-- start Data provided --
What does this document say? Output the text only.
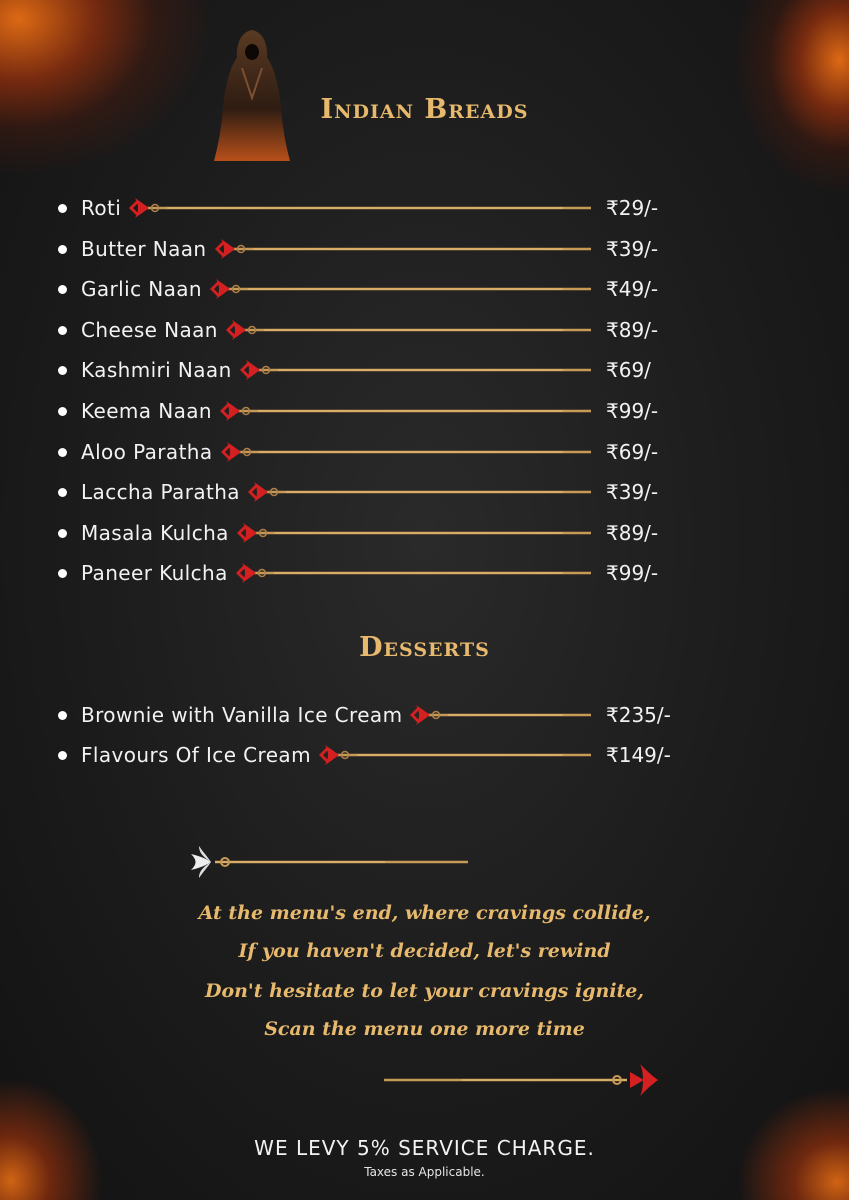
Indian Breads
Roti	₹29/-
Butter Naan	₹39/-
Garlic Naan	₹49/-
Cheese Naan	₹89/-
Kashmiri Naan	₹69/
Keema Naan	₹99/-
Aloo Paratha	₹69/-
Laccha Paratha	₹39/-
Masala Kulcha	₹89/-
Paneer Kulcha	₹99/-
Desserts
Brownie with Vanilla Ice Cream	₹235/-
Flavours Of Ice Cream	₹149/-
At the menu's end, where cravings collide,
If you haven't decided, let's rewind
Don't hesitate to let your cravings ignite,
Scan the menu one more time
WE LEVY 5% SERVICE CHARGE.
Taxes as Applicable.
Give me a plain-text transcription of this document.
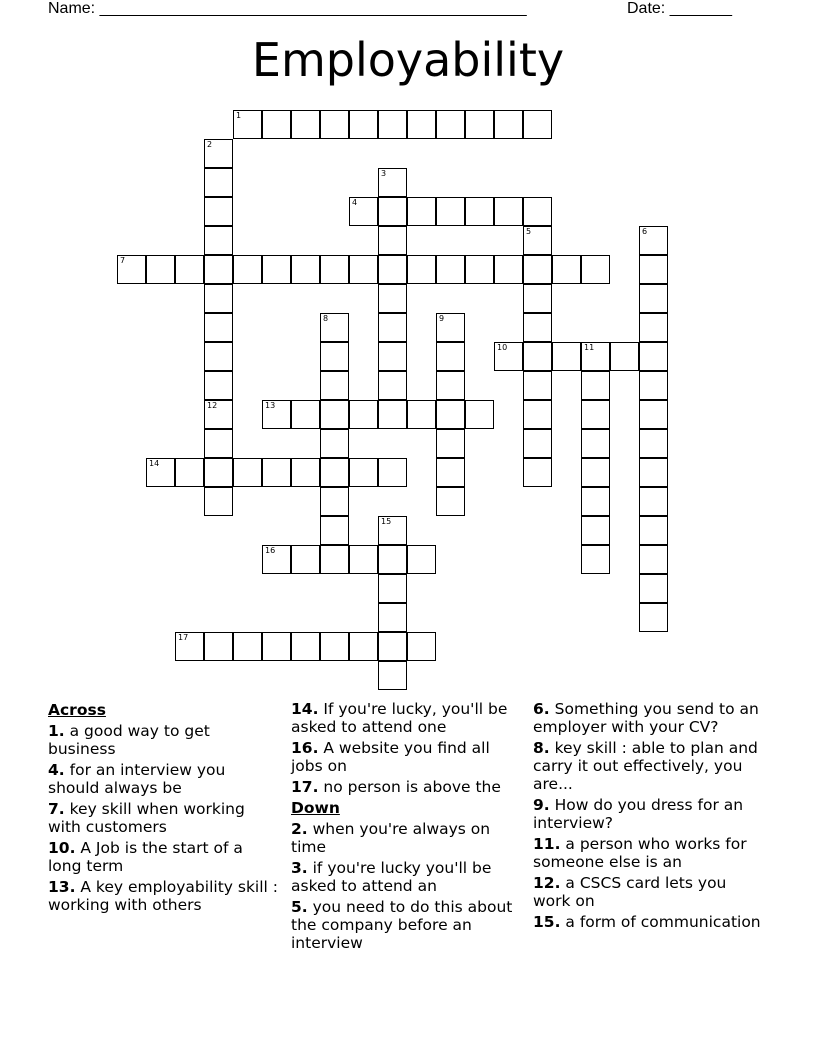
Name: ________________________________________________	Date: _______
Employability
1
2
3
4
5	6
7
8	9
10	11
12	13
14
15
16
17
Across
1. a good way to get business
4. for an interview you should always be
7. key skill when working with customers
10. A Job is the start of a long term
13. A key employability skill : working with others
14. If you're lucky, you'll be asked to attend one
16. A website you find all jobs on
17. no person is above the
Down
2. when you're always on time
3. if you're lucky you'll be asked to attend an
5. you need to do this about the company before an interview
6. Something you send to an employer with your CV?
8. key skill : able to plan and carry it out effectively, you are...
9. How do you dress for an interview?
11. a person who works for someone else is an
12. a CSCS card lets you work on
15. a form of communication
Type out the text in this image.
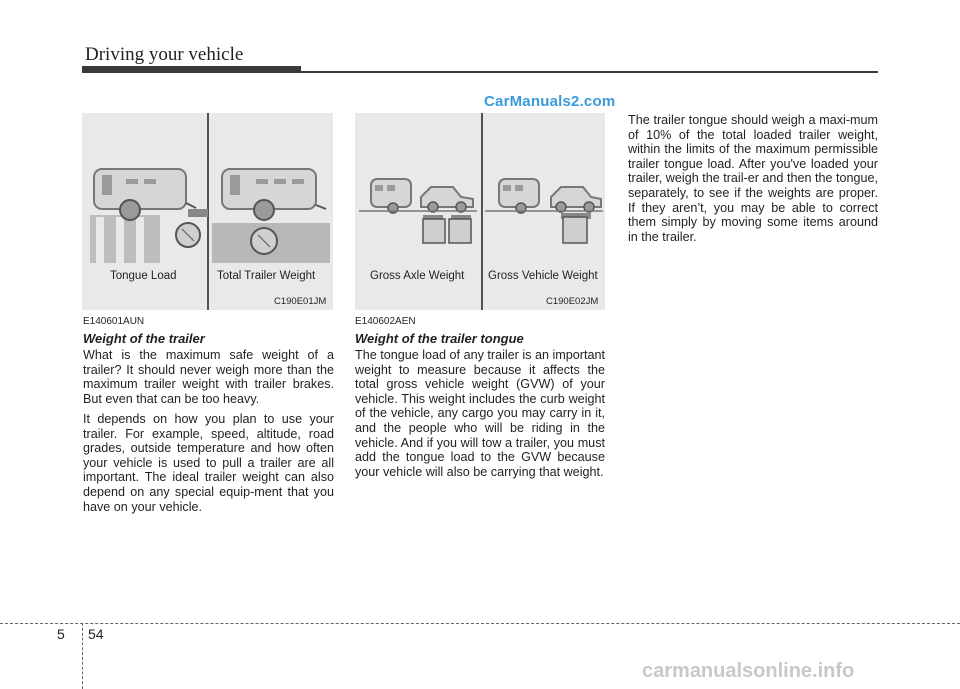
Driving your vehicle
CarManuals2.com
Tongue Load	Total Trailer Weight
C190E01JM
Gross Axle Weight Gross Vehicle Weight
C190E02JM
E140601AUN
Weight of the trailer
What is the maximum safe weight of a trailer? It should never weigh more than the maximum trailer weight with trailer brakes. But even that can be too heavy.
It depends on how you plan to use your trailer. For example, speed, altitude, road grades, outside temperature and how often your vehicle is used to pull a trailer are all important. The ideal trailer weight can also depend on any special equip-ment that you have on your vehicle.
E140602AEN
Weight of the trailer tongue
The tongue load of any trailer is an important weight to measure because it affects the total gross vehicle weight (GVW) of your vehicle. This weight includes the curb weight of the vehicle, any cargo you may carry in it, and the people who will be riding in the vehicle. And if you will tow a trailer, you must add the tongue load to the GVW because your vehicle will also be carrying that weight.
The trailer tongue should weigh a maxi-mum of 10% of the total loaded trailer weight, within the limits of the maximum permissible trailer tongue load. After you've loaded your trailer, weigh the trail-er and then the tongue, separately, to see if the weights are proper. If they aren’t, you may be able to correct them simply by moving some items around in the trailer.
5 54
carmanualsonline.info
-- end Data provided --
What you have to do:
Could you repeat all of the material exactly? Pictures should not be copied.

Solution to this task:
What does this document say? Output the text only.
Indian Breads
Roti	₹29/-
Butter Naan	₹39/-
Garlic Naan	₹49/-
Cheese Naan	₹89/-
Kashmiri Naan	₹69/
Keema Naan	₹99/-
Aloo Paratha	₹69/-
Laccha Paratha	₹39/-
Masala Kulcha	₹89/-
Paneer Kulcha	₹99/-
Desserts
Brownie with Vanilla Ice Cream	₹235/-
Flavours Of Ice Cream	₹149/-
At the menu's end, where cravings collide,
If you haven't decided, let's rewind
Don't hesitate to let your cravings ignite,
Scan the menu one more time
WE LEVY 5% SERVICE CHARGE.
Taxes as Applicable.
Give me a plain-text transcription of this document.
Name: ________________________________________________	Date: _______
Employability
1
2
3
4
5	6
7
8	9
10	11
12	13
14
15
16
17
Across
1. a good way to get business
4. for an interview you should always be
7. key skill when working with customers
10. A Job is the start of a long term
13. A key employability skill : working with others
14. If you're lucky, you'll be asked to attend one
16. A website you find all jobs on
17. no person is above the
Down
2. when you're always on time
3. if you're lucky you'll be asked to attend an
5. you need to do this about the company before an interview
6. Something you send to an employer with your CV?
8. key skill : able to plan and carry it out effectively, you are...
9. How do you dress for an interview?
11. a person who works for someone else is an
12. a CSCS card lets you work on
15. a form of communication
Type out the text in this image.
Driving your vehicle
CarManuals2.com
Tongue Load	Total Trailer Weight
C190E01JM
Gross Axle Weight Gross Vehicle Weight
C190E02JM
E140601AUN
Weight of the trailer
What is the maximum safe weight of a trailer? It should never weigh more than the maximum trailer weight with trailer brakes. But even that can be too heavy.
It depends on how you plan to use your trailer. For example, speed, altitude, road grades, outside temperature and how often your vehicle is used to pull a trailer are all important. The ideal trailer weight can also depend on any special equip-ment that you have on your vehicle.
E140602AEN
Weight of the trailer tongue
The tongue load of any trailer is an important weight to measure because it affects the total gross vehicle weight (GVW) of your vehicle. This weight includes the curb weight of the vehicle, any cargo you may carry in it, and the people who will be riding in the vehicle. And if you will tow a trailer, you must add the tongue load to the GVW because your vehicle will also be carrying that weight.
The trailer tongue should weigh a maxi-mum of 10% of the total loaded trailer weight, within the limits of the maximum permissible trailer tongue load. After you've loaded your trailer, weigh the trail-er and then the tongue, separately, to see if the weights are proper. If they aren’t, you may be able to correct them simply by moving some items around in the trailer.
5 54
carmanualsonline.info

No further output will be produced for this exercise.